● **What is expected**:
Show each line of the data below that has the string "middle" in it.

(Dataset entries on figures)
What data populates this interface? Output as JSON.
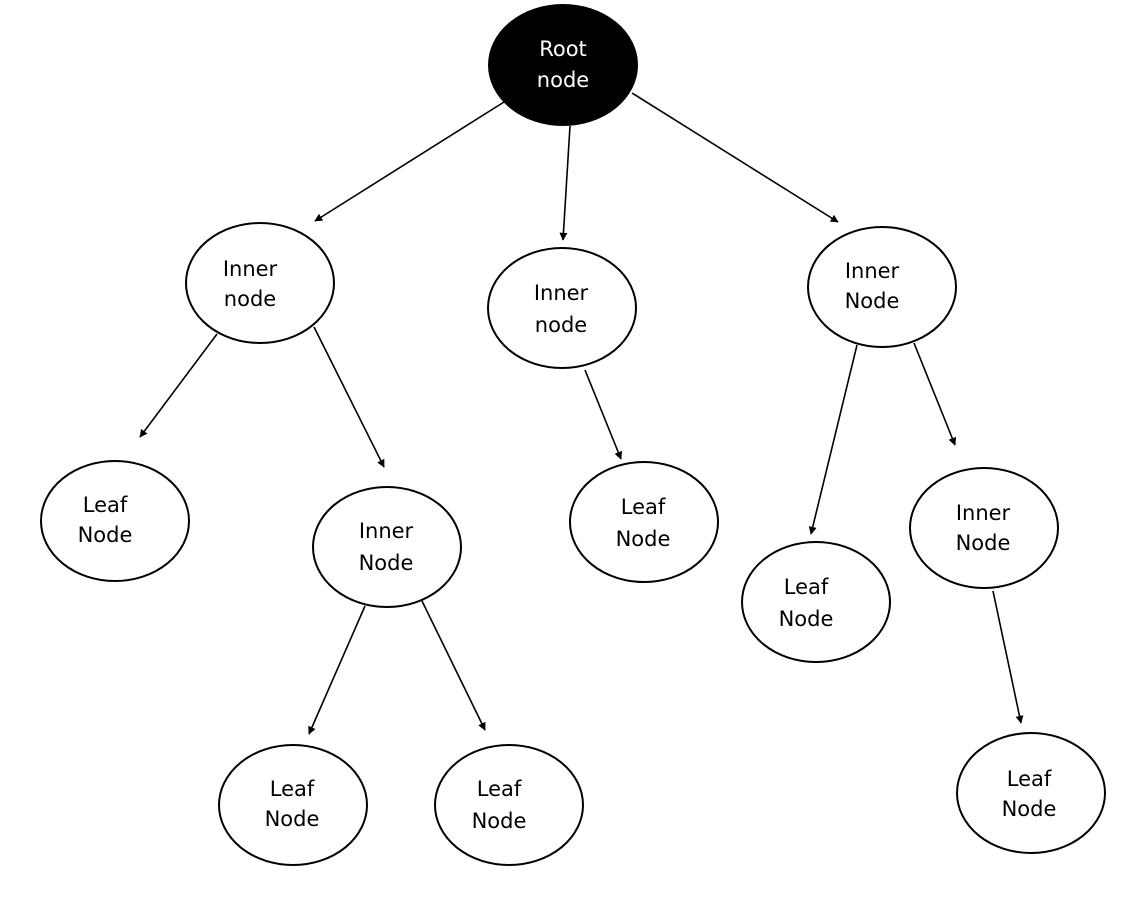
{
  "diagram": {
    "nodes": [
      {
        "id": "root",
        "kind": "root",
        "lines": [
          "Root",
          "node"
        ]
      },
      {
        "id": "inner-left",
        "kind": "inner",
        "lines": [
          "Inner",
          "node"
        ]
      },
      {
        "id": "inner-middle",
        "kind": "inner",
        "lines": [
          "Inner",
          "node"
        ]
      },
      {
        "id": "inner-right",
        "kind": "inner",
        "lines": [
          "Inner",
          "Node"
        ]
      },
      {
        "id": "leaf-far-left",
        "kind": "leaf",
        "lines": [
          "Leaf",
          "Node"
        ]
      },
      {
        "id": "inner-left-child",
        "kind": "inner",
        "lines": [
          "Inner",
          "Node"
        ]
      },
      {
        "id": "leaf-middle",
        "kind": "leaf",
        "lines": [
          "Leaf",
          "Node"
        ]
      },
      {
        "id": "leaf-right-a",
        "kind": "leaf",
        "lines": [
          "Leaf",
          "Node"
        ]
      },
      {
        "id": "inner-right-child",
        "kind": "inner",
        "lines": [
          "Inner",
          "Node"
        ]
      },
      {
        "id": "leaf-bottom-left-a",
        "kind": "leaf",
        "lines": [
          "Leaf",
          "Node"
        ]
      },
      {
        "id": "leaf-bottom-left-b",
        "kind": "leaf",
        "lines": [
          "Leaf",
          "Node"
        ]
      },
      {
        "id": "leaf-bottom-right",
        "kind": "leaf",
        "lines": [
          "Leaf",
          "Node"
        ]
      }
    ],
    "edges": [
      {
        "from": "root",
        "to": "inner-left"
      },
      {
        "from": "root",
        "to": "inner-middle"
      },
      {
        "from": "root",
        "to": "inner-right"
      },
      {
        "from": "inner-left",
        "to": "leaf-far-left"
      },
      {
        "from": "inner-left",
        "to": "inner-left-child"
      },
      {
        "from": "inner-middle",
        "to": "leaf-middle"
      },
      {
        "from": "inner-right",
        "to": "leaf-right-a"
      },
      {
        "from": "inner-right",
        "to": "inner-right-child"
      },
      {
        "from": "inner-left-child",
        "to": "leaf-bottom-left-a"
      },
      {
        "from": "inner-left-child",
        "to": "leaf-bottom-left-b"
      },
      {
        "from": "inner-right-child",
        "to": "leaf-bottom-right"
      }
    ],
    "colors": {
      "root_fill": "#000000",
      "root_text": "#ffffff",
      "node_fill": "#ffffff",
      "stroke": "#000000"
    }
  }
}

● **Finished answer**:
        "id": "inner-middle",
        "id": "leaf-middle",
        "to": "inner-middle"
        "from": "inner-middle",
        "to": "leaf-middle"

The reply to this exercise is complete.